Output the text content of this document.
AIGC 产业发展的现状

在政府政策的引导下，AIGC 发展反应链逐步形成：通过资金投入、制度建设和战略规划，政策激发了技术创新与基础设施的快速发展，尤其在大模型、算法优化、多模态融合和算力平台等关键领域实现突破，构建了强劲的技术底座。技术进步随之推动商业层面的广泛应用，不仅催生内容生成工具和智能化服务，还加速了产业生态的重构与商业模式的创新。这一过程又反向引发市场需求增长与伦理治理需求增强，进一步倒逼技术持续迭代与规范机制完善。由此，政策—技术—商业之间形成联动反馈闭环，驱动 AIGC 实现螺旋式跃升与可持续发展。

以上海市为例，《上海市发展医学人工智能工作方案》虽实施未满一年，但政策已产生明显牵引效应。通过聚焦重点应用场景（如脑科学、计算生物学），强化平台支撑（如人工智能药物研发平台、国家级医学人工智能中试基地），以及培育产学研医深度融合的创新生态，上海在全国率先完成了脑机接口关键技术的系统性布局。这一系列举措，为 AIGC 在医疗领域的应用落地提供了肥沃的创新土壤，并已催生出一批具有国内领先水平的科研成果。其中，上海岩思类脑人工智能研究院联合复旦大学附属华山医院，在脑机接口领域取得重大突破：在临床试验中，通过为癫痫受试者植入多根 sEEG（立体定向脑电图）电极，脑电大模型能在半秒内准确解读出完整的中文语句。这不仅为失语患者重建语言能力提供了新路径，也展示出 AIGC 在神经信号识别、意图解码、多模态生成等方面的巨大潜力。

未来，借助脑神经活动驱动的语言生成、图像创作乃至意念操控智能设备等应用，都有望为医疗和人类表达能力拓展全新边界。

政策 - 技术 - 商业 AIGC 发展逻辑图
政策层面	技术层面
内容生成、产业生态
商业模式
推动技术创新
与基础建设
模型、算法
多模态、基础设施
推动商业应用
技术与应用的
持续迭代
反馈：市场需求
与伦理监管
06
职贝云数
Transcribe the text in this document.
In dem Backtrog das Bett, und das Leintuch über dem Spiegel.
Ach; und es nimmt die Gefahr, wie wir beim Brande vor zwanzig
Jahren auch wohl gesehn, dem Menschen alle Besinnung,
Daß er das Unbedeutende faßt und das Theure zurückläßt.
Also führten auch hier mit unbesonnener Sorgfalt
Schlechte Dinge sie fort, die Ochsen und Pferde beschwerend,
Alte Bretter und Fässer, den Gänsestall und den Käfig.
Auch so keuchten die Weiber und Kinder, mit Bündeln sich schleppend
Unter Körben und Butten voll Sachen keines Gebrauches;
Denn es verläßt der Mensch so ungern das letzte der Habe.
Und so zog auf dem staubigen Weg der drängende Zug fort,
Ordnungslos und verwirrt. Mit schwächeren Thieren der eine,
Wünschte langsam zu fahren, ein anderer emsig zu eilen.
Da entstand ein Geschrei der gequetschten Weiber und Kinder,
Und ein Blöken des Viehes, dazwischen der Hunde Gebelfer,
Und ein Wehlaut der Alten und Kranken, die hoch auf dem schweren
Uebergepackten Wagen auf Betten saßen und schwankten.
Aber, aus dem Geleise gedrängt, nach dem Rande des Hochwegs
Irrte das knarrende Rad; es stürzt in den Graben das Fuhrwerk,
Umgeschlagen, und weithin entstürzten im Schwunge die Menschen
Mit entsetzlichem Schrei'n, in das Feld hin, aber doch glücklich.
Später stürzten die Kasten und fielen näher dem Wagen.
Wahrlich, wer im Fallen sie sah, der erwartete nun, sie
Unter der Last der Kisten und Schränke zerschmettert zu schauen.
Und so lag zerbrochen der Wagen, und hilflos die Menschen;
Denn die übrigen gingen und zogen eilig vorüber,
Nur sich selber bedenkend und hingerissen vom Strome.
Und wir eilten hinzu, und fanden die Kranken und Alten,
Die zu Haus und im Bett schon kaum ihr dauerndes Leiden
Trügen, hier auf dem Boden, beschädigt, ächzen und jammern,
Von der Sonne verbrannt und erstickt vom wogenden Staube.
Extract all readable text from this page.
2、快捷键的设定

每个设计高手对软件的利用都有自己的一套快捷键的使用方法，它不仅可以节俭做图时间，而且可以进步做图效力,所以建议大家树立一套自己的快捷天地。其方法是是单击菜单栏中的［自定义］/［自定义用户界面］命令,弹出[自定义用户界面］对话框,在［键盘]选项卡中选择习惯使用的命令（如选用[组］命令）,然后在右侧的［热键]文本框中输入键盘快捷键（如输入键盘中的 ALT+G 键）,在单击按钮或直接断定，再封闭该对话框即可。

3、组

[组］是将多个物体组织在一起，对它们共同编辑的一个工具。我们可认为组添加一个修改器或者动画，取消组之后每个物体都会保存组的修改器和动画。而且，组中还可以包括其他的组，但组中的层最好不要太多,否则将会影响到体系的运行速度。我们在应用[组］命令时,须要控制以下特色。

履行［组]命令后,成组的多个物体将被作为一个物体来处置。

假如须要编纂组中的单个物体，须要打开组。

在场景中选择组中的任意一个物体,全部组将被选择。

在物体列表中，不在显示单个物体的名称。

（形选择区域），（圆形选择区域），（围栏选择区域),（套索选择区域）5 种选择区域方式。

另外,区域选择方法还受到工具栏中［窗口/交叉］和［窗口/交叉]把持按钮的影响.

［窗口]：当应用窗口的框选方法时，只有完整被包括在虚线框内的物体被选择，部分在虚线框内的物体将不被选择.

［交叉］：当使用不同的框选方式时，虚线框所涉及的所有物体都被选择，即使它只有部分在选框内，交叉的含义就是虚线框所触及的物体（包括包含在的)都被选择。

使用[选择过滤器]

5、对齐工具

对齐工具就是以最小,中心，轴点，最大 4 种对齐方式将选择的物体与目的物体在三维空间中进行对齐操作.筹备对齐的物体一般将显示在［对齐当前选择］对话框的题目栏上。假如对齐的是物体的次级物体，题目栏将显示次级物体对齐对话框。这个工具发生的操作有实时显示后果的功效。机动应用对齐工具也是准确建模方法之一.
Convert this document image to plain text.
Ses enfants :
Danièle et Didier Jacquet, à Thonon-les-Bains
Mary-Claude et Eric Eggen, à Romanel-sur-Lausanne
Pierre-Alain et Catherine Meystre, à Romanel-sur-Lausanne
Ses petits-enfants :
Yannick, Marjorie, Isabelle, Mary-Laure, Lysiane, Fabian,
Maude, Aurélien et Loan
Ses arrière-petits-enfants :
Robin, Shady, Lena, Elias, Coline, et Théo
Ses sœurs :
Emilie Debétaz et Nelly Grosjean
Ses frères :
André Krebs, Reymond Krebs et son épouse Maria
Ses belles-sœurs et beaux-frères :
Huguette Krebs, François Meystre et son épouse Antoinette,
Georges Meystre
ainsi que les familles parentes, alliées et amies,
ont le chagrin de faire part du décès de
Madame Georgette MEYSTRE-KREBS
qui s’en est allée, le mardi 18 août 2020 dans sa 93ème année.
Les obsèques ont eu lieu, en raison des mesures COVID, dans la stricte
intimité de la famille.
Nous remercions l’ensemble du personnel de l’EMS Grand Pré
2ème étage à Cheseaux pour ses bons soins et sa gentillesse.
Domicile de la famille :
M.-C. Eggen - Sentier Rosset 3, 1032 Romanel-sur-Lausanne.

------------------------------------------------------------------------

WORK INSTRUCTIONS:
Reproduce the material in full, with no word added or dropped.

SOLUTION TO THIS TASK:
Output the text content of this document.
AIGC 产业发展的现状

在政府政策的引导下，AIGC 发展反应链逐步形成：通过资金投入、制度建设和战略规划，政策激发了技术创新与基础设施的快速发展，尤其在大模型、算法优化、多模态融合和算力平台等关键领域实现突破，构建了强劲的技术底座。技术进步随之推动商业层面的广泛应用，不仅催生内容生成工具和智能化服务，还加速了产业生态的重构与商业模式的创新。这一过程又反向引发市场需求增长与伦理治理需求增强，进一步倒逼技术持续迭代与规范机制完善。由此，政策—技术—商业之间形成联动反馈闭环，驱动 AIGC 实现螺旋式跃升与可持续发展。

以上海市为例，《上海市发展医学人工智能工作方案》虽实施未满一年，但政策已产生明显牵引效应。通过聚焦重点应用场景（如脑科学、计算生物学），强化平台支撑（如人工智能药物研发平台、国家级医学人工智能中试基地），以及培育产学研医深度融合的创新生态，上海在全国率先完成了脑机接口关键技术的系统性布局。这一系列举措，为 AIGC 在医疗领域的应用落地提供了肥沃的创新土壤，并已催生出一批具有国内领先水平的科研成果。其中，上海岩思类脑人工智能研究院联合复旦大学附属华山医院，在脑机接口领域取得重大突破：在临床试验中，通过为癫痫受试者植入多根 sEEG（立体定向脑电图）电极，脑电大模型能在半秒内准确解读出完整的中文语句。这不仅为失语患者重建语言能力提供了新路径，也展示出 AIGC 在神经信号识别、意图解码、多模态生成等方面的巨大潜力。

未来，借助脑神经活动驱动的语言生成、图像创作乃至意念操控智能设备等应用，都有望为医疗和人类表达能力拓展全新边界。

政策 - 技术 - 商业 AIGC 发展逻辑图
政策层面	技术层面
内容生成、产业生态
商业模式
推动技术创新
与基础建设
模型、算法
多模态、基础设施
推动商业应用
技术与应用的
持续迭代
反馈：市场需求
与伦理监管
06
职贝云数
Transcribe the text in this document.
In dem Backtrog das Bett, und das Leintuch über dem Spiegel.
Ach; und es nimmt die Gefahr, wie wir beim Brande vor zwanzig
Jahren auch wohl gesehn, dem Menschen alle Besinnung,
Daß er das Unbedeutende faßt und das Theure zurückläßt.
Also führten auch hier mit unbesonnener Sorgfalt
Schlechte Dinge sie fort, die Ochsen und Pferde beschwerend,
Alte Bretter und Fässer, den Gänsestall und den Käfig.
Auch so keuchten die Weiber und Kinder, mit Bündeln sich schleppend
Unter Körben und Butten voll Sachen keines Gebrauches;
Denn es verläßt der Mensch so ungern das letzte der Habe.
Und so zog auf dem staubigen Weg der drängende Zug fort,
Ordnungslos und verwirrt. Mit schwächeren Thieren der eine,
Wünschte langsam zu fahren, ein anderer emsig zu eilen.
Da entstand ein Geschrei der gequetschten Weiber und Kinder,
Und ein Blöken des Viehes, dazwischen der Hunde Gebelfer,
Und ein Wehlaut der Alten und Kranken, die hoch auf dem schweren
Uebergepackten Wagen auf Betten saßen und schwankten.
Aber, aus dem Geleise gedrängt, nach dem Rande des Hochwegs
Irrte das knarrende Rad; es stürzt in den Graben das Fuhrwerk,
Umgeschlagen, und weithin entstürzten im Schwunge die Menschen
Mit entsetzlichem Schrei'n, in das Feld hin, aber doch glücklich.
Später stürzten die Kasten und fielen näher dem Wagen.
Wahrlich, wer im Fallen sie sah, der erwartete nun, sie
Unter der Last der Kisten und Schränke zerschmettert zu schauen.
Und so lag zerbrochen der Wagen, und hilflos die Menschen;
Denn die übrigen gingen und zogen eilig vorüber,
Nur sich selber bedenkend und hingerissen vom Strome.
Und wir eilten hinzu, und fanden die Kranken und Alten,
Die zu Haus und im Bett schon kaum ihr dauerndes Leiden
Trügen, hier auf dem Boden, beschädigt, ächzen und jammern,
Von der Sonne verbrannt und erstickt vom wogenden Staube.
Extract all readable text from this page.
2、快捷键的设定

每个设计高手对软件的利用都有自己的一套快捷键的使用方法，它不仅可以节俭做图时间，而且可以进步做图效力,所以建议大家树立一套自己的快捷天地。其方法是是单击菜单栏中的［自定义］/［自定义用户界面］命令,弹出[自定义用户界面］对话框,在［键盘]选项卡中选择习惯使用的命令（如选用[组］命令）,然后在右侧的［热键]文本框中输入键盘快捷键（如输入键盘中的 ALT+G 键）,在单击按钮或直接断定，再封闭该对话框即可。

3、组

[组］是将多个物体组织在一起，对它们共同编辑的一个工具。我们可认为组添加一个修改器或者动画，取消组之后每个物体都会保存组的修改器和动画。而且，组中还可以包括其他的组，但组中的层最好不要太多,否则将会影响到体系的运行速度。我们在应用[组］命令时,须要控制以下特色。

履行［组]命令后,成组的多个物体将被作为一个物体来处置。

假如须要编纂组中的单个物体，须要打开组。

在场景中选择组中的任意一个物体,全部组将被选择。

在物体列表中，不在显示单个物体的名称。

（形选择区域），（圆形选择区域），（围栏选择区域),（套索选择区域）5 种选择区域方式。

另外,区域选择方法还受到工具栏中［窗口/交叉］和［窗口/交叉]把持按钮的影响.

［窗口]：当应用窗口的框选方法时，只有完整被包括在虚线框内的物体被选择，部分在虚线框内的物体将不被选择.

［交叉］：当使用不同的框选方式时，虚线框所涉及的所有物体都被选择，即使它只有部分在选框内，交叉的含义就是虚线框所触及的物体（包括包含在的)都被选择。

使用[选择过滤器]

5、对齐工具

对齐工具就是以最小,中心，轴点，最大 4 种对齐方式将选择的物体与目的物体在三维空间中进行对齐操作.筹备对齐的物体一般将显示在［对齐当前选择］对话框的题目栏上。假如对齐的是物体的次级物体，题目栏将显示次级物体对齐对话框。这个工具发生的操作有实时显示后果的功效。机动应用对齐工具也是准确建模方法之一.
Convert this document image to plain text.
Ses enfants :
Danièle et Didier Jacquet, à Thonon-les-Bains
Mary-Claude et Eric Eggen, à Romanel-sur-Lausanne
Pierre-Alain et Catherine Meystre, à Romanel-sur-Lausanne
Ses petits-enfants :
Yannick, Marjorie, Isabelle, Mary-Laure, Lysiane, Fabian,
Maude, Aurélien et Loan
Ses arrière-petits-enfants :
Robin, Shady, Lena, Elias, Coline, et Théo
Ses sœurs :
Emilie Debétaz et Nelly Grosjean
Ses frères :
André Krebs, Reymond Krebs et son épouse Maria
Ses belles-sœurs et beaux-frères :
Huguette Krebs, François Meystre et son épouse Antoinette,
Georges Meystre
ainsi que les familles parentes, alliées et amies,
ont le chagrin de faire part du décès de
Madame Georgette MEYSTRE-KREBS
qui s’en est allée, le mardi 18 août 2020 dans sa 93ème année.
Les obsèques ont eu lieu, en raison des mesures COVID, dans la stricte
intimité de la famille.
Nous remercions l’ensemble du personnel de l’EMS Grand Pré
2ème étage à Cheseaux pour ses bons soins et sa gentillesse.
Domicile de la famille :
M.-C. Eggen - Sentier Rosset 3, 1032 Romanel-sur-Lausanne.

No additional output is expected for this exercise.